**Work to do:** What is the count of lines in the listing below that hold the string "values"? Reply with that number alone.

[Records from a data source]
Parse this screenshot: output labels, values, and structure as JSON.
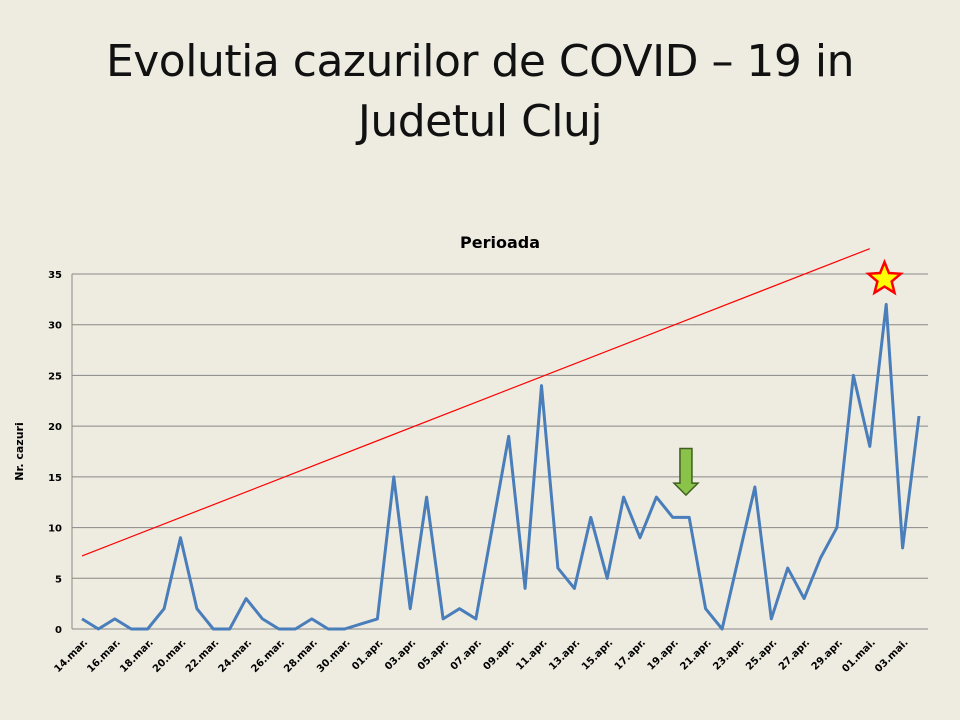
{
  "slide": {
    "title_line1": "Evolutia cazurilor de COVID – 19 in",
    "title_line2": "Judetul Cluj"
  },
  "chart_data": {
    "type": "line",
    "title": "Perioada",
    "xlabel": "",
    "ylabel": "Nr. cazuri",
    "ylim": [
      0,
      35
    ],
    "yticks": [
      0,
      5,
      10,
      15,
      20,
      25,
      30,
      35
    ],
    "grid": true,
    "x": [
      "14.mar.",
      "15.mar.",
      "16.mar.",
      "17.mar.",
      "18.mar.",
      "19.mar.",
      "20.mar.",
      "21.mar.",
      "22.mar.",
      "23.mar.",
      "24.mar.",
      "25.mar.",
      "26.mar.",
      "27.mar.",
      "28.mar.",
      "29.mar.",
      "30.mar.",
      "31.mar.",
      "01.apr.",
      "02.apr.",
      "03.apr.",
      "04.apr.",
      "05.apr.",
      "06.apr.",
      "07.apr.",
      "08.apr.",
      "09.apr.",
      "10.apr.",
      "11.apr.",
      "12.apr.",
      "13.apr.",
      "14.apr.",
      "15.apr.",
      "16.apr.",
      "17.apr.",
      "18.apr.",
      "19.apr.",
      "20.apr.",
      "21.apr.",
      "22.apr.",
      "23.apr.",
      "24.apr.",
      "25.apr.",
      "26.apr.",
      "27.apr.",
      "28.apr.",
      "29.apr.",
      "30.apr.",
      "01.mai.",
      "02.mai.",
      "03.mai.",
      "04.mai."
    ],
    "tick_labels": [
      "14.mar.",
      "16.mar.",
      "18.mar.",
      "20.mar.",
      "22.mar.",
      "24.mar.",
      "26.mar.",
      "28.mar.",
      "30.mar.",
      "01.apr.",
      "03.apr.",
      "05.apr.",
      "07.apr.",
      "09.apr.",
      "11.apr.",
      "13.apr.",
      "15.apr.",
      "17.apr.",
      "19.apr.",
      "21.apr.",
      "23.apr.",
      "25.apr.",
      "27.apr.",
      "29.apr.",
      "01.mai.",
      "03.mai."
    ],
    "series": [
      {
        "color": "#4a7ebb",
        "values": [
          1,
          0,
          1,
          0,
          0,
          2,
          9,
          2,
          0,
          0,
          3,
          1,
          0,
          0,
          1,
          0,
          0,
          0.5,
          1,
          15,
          2,
          13,
          1,
          2,
          1,
          10,
          19,
          4,
          24,
          6,
          4,
          11,
          5,
          13,
          9,
          13,
          11,
          11,
          2,
          0,
          7,
          14,
          1,
          6,
          3,
          7,
          10,
          25,
          18,
          32,
          8,
          21
        ]
      }
    ],
    "trendline": {
      "color": "#ff0000",
      "start": 7.2,
      "end": 37.5
    },
    "annotations": [
      {
        "type": "arrow",
        "color": "#8bc34a",
        "x_index": 36.8,
        "y_top": 17.8,
        "y_bottom": 13.2
      },
      {
        "type": "star",
        "color": "#ffff00",
        "stroke": "#ff0000",
        "x_index": 48.9,
        "y": 34.5
      }
    ]
  }
}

**Reply to the exercise:** 2